━━━ Material shown

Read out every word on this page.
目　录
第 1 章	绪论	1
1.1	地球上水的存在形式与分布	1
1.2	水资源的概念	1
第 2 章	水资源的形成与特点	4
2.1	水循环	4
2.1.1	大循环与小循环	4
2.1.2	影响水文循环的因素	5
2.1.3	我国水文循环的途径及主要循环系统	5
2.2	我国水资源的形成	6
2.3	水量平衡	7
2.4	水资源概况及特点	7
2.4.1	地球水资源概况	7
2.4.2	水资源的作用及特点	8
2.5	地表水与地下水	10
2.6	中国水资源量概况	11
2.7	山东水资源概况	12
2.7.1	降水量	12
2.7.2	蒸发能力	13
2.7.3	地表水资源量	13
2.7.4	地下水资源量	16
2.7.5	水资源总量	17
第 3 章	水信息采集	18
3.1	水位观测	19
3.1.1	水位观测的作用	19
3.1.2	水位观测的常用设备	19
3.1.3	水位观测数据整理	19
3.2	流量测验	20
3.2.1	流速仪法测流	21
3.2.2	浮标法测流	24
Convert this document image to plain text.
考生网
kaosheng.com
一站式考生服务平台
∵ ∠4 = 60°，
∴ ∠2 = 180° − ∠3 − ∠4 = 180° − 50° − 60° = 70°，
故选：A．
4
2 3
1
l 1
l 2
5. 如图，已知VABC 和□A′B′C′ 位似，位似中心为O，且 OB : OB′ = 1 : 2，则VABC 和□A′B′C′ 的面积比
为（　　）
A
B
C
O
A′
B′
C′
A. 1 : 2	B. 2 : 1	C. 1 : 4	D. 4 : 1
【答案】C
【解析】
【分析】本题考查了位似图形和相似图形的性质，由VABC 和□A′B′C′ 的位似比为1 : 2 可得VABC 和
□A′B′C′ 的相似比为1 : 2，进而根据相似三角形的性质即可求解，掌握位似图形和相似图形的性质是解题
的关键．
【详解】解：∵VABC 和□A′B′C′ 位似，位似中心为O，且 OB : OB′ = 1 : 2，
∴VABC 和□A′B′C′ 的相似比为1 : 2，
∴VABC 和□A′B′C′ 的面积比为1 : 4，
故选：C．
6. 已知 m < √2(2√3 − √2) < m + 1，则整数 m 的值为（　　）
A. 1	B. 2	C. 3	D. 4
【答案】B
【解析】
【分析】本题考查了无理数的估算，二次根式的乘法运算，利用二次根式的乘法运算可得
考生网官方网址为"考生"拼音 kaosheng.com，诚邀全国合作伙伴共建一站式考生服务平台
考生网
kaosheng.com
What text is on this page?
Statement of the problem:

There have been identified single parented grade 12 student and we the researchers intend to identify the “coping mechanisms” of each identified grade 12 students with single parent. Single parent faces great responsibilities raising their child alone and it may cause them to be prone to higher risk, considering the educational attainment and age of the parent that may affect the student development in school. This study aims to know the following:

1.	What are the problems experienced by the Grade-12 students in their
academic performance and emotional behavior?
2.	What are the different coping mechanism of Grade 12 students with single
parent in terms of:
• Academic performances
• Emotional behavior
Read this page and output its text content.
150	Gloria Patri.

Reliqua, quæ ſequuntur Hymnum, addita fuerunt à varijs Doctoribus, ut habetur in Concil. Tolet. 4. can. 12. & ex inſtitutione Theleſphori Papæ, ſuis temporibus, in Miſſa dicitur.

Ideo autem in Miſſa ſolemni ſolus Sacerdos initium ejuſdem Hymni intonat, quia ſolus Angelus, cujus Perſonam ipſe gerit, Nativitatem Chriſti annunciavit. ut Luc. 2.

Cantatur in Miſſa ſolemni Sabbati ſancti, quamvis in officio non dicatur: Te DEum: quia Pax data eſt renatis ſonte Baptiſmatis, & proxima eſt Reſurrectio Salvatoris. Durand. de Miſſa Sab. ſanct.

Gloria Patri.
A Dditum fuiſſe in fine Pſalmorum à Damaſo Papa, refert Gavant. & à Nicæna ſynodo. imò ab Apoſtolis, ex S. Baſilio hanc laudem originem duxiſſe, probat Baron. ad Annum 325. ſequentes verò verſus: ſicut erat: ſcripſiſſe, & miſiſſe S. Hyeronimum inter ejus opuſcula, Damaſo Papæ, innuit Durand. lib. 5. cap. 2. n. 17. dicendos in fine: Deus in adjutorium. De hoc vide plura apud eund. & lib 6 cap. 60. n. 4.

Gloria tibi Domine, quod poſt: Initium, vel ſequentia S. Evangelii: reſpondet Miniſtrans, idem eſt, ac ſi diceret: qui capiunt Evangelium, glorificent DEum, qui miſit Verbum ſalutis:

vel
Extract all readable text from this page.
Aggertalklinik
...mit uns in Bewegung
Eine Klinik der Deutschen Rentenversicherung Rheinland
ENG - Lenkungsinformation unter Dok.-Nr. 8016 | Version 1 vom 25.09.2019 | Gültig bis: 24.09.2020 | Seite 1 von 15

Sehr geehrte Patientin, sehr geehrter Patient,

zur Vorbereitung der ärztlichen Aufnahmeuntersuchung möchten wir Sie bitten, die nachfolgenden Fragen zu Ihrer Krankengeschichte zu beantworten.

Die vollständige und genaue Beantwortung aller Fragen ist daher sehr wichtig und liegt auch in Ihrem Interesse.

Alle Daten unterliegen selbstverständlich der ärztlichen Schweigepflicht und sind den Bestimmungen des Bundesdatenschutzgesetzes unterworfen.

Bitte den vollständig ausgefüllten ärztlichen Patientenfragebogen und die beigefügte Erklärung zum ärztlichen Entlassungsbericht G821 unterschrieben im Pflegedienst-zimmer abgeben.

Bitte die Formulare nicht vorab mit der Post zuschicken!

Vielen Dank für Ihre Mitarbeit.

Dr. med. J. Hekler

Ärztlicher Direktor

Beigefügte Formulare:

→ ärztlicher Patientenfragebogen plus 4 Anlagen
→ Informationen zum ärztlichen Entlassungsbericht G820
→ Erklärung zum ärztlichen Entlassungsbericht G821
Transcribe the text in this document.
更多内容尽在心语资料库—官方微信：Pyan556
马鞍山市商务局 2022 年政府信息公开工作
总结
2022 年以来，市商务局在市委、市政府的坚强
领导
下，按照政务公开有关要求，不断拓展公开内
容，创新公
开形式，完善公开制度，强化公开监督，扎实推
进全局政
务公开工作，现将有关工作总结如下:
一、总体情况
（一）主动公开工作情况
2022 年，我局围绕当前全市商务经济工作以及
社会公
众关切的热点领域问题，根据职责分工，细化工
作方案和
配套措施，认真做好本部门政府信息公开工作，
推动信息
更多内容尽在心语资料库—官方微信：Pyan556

━━━━━━

Identify the lines of the data that contain the word "Fragen". Copy each of them.

Result for this exercise >>
zur Vorbereitung der ärztlichen Aufnahmeuntersuchung möchten wir Sie bitten, die nachfolgenden Fragen zu Ihrer Krankengeschichte zu beantworten.
Die vollständige und genaue Beantwortung aller Fragen ist daher sehr wichtig und liegt auch in Ihrem Interesse.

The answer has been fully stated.